The request:
Find the word "text" in the material below and gather every line that contains it.

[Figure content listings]
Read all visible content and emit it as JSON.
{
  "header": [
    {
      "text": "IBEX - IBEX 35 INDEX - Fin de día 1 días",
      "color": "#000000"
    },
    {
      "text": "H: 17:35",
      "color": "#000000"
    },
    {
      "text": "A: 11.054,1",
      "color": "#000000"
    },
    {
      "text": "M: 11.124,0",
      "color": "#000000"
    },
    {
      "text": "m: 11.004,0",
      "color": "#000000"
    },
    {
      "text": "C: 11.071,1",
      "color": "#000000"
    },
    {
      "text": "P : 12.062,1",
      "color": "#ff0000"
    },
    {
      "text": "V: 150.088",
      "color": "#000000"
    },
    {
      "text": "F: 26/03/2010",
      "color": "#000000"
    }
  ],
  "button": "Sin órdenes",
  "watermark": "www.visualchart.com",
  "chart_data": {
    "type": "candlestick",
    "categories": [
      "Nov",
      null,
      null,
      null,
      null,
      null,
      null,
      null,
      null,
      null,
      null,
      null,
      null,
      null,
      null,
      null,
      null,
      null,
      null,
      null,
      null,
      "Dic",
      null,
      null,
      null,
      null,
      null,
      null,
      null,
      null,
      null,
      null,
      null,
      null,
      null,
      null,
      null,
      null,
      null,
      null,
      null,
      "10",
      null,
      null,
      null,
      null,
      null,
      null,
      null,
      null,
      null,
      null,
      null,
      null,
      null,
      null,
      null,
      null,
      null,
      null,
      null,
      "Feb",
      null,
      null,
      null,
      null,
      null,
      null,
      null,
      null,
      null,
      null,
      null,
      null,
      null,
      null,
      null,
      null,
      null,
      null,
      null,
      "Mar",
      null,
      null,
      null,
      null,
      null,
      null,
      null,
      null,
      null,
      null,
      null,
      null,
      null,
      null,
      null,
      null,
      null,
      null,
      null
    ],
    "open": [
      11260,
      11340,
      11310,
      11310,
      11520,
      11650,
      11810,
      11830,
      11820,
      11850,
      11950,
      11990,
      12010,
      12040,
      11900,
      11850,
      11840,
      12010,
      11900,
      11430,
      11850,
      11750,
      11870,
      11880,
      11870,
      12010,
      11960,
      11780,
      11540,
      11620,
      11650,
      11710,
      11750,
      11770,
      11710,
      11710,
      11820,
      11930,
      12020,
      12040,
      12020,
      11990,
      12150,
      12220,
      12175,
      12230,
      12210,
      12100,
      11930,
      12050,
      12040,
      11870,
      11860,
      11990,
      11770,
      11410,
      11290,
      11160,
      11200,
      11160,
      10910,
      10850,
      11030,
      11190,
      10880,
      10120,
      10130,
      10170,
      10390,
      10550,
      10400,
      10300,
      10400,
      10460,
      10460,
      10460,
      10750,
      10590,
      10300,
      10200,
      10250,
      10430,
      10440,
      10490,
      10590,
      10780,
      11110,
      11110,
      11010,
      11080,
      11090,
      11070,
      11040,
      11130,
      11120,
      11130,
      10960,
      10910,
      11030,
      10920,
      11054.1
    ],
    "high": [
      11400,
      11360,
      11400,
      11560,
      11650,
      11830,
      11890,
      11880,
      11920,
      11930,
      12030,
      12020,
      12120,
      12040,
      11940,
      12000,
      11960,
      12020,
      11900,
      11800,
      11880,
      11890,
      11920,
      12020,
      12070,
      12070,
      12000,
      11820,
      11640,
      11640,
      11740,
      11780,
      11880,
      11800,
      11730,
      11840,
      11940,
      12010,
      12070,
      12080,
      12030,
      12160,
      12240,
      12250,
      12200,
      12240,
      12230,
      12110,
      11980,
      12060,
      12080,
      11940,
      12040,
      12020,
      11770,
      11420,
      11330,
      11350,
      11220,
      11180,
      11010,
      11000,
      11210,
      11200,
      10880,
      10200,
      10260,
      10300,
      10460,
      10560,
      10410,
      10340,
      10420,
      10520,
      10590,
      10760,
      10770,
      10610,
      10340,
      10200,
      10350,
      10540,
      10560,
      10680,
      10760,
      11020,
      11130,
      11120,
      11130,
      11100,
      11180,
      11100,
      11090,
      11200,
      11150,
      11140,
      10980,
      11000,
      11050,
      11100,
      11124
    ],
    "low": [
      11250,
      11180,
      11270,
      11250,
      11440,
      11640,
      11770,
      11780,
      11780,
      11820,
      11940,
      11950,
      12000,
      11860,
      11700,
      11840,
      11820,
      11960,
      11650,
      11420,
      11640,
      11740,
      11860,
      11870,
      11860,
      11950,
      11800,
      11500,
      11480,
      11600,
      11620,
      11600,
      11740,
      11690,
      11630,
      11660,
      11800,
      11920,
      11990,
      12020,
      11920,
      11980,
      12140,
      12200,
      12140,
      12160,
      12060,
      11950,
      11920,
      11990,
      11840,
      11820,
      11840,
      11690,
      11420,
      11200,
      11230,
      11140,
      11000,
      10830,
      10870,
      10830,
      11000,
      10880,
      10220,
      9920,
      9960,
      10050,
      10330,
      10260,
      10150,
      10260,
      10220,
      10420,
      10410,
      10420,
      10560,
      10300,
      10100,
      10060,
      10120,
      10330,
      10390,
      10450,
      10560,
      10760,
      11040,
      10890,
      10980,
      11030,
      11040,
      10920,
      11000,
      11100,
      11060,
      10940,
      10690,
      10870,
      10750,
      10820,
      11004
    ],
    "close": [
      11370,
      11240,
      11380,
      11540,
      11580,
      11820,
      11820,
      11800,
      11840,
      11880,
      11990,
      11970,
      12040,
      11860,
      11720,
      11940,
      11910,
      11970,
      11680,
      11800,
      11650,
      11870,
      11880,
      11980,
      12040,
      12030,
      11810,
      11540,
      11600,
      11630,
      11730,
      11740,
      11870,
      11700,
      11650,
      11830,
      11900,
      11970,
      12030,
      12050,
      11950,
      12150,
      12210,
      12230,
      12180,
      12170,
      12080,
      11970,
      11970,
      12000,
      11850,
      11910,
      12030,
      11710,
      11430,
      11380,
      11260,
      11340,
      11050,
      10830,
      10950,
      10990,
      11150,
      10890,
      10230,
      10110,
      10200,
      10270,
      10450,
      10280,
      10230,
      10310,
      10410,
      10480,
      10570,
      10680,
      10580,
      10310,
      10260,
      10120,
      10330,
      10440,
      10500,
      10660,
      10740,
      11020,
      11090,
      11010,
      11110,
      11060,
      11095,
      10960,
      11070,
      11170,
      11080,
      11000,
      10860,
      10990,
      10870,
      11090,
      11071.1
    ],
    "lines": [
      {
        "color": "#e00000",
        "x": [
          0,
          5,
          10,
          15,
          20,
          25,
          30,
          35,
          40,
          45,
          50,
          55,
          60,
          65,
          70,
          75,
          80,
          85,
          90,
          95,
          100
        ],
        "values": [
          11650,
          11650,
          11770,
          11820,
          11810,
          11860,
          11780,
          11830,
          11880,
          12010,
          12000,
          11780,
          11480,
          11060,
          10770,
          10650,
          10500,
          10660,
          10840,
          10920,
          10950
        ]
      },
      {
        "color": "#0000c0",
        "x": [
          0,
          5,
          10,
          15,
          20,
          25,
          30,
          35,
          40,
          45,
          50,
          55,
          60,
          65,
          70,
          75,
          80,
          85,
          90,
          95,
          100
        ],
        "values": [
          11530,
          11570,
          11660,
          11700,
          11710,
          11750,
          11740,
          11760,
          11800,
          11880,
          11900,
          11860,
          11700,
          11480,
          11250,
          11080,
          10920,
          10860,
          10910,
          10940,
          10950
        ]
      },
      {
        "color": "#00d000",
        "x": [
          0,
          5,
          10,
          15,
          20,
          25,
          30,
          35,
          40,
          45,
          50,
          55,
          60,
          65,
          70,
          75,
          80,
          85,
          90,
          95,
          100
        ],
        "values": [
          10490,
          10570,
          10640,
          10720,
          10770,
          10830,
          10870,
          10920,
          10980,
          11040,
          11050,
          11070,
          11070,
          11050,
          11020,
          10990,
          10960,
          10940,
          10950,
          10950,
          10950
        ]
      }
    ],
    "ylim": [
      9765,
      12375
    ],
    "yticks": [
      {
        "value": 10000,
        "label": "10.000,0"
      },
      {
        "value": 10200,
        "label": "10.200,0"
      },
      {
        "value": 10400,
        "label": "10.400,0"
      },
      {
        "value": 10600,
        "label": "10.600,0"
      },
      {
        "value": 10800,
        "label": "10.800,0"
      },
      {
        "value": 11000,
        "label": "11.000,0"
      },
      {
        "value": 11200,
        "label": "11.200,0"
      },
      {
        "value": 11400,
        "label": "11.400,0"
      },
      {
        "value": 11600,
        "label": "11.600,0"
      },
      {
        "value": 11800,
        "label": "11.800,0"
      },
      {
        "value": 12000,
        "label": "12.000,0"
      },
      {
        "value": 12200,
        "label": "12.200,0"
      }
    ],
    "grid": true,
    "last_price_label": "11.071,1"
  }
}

Answer to this problem:
      "text": "IBEX - IBEX 35 INDEX - Fin de día 1 días",
      "text": "H: 17:35",
      "text": "A: 11.054,1",
      "text": "M: 11.124,0",
      "text": "m: 11.004,0",
      "text": "C: 11.071,1",
      "text": "P : 12.062,1",
      "text": "V: 150.088",
      "text": "F: 26/03/2010",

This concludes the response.